■ WRITTEN REQUEST ■
Work through the following lines and count those that hold the word "inset". Reply with that number only.

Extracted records
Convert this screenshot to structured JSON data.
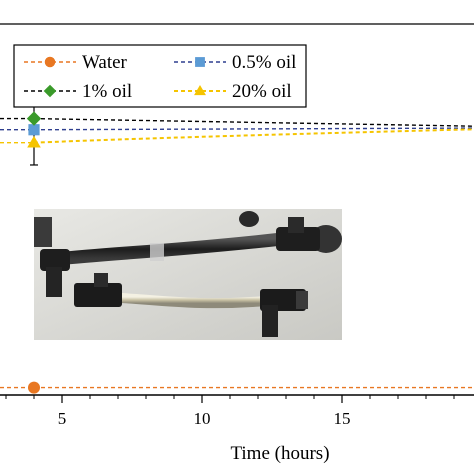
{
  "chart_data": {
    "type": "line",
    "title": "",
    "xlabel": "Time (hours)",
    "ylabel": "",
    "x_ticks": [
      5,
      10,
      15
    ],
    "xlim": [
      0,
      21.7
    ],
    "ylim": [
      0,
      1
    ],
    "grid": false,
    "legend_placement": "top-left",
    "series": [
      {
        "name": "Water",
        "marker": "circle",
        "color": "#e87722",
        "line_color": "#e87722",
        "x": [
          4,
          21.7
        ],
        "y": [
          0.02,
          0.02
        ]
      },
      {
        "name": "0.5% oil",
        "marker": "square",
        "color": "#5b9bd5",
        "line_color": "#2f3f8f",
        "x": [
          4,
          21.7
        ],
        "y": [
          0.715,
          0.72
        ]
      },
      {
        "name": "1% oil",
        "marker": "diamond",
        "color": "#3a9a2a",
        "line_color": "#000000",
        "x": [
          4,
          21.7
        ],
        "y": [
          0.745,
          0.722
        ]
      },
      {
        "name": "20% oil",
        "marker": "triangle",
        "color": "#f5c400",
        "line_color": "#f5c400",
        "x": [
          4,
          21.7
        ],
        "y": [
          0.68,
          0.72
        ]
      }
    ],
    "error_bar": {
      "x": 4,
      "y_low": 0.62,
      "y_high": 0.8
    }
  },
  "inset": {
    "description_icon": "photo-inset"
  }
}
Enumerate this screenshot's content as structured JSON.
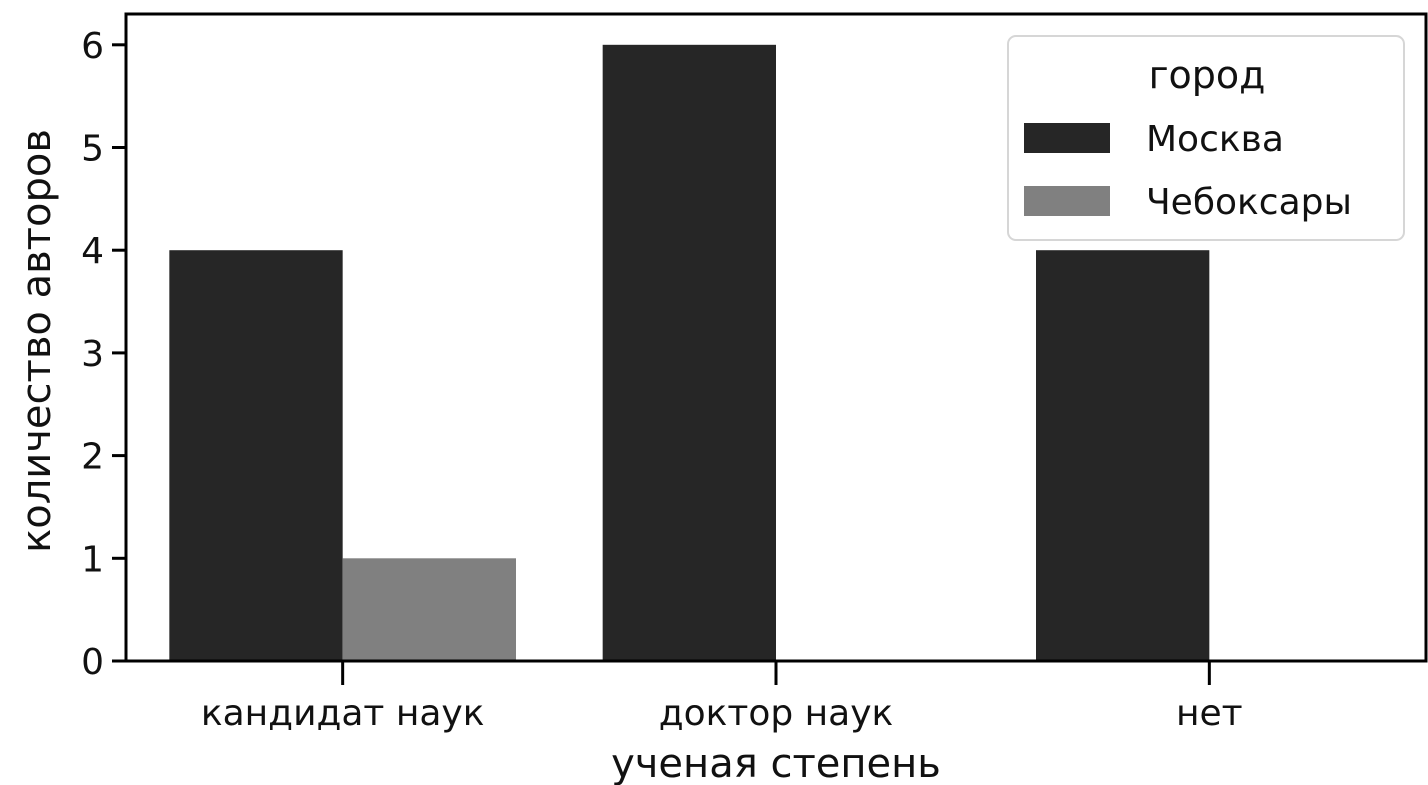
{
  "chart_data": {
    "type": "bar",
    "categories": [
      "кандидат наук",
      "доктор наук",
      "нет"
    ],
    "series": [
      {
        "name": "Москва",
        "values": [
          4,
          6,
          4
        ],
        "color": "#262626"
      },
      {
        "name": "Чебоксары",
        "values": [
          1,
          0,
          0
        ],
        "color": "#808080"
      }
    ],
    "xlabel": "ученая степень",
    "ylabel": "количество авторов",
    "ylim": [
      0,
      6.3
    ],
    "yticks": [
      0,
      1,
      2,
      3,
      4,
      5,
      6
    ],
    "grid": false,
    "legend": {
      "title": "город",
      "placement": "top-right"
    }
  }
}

■ EXPECTED OUTPUT ■
2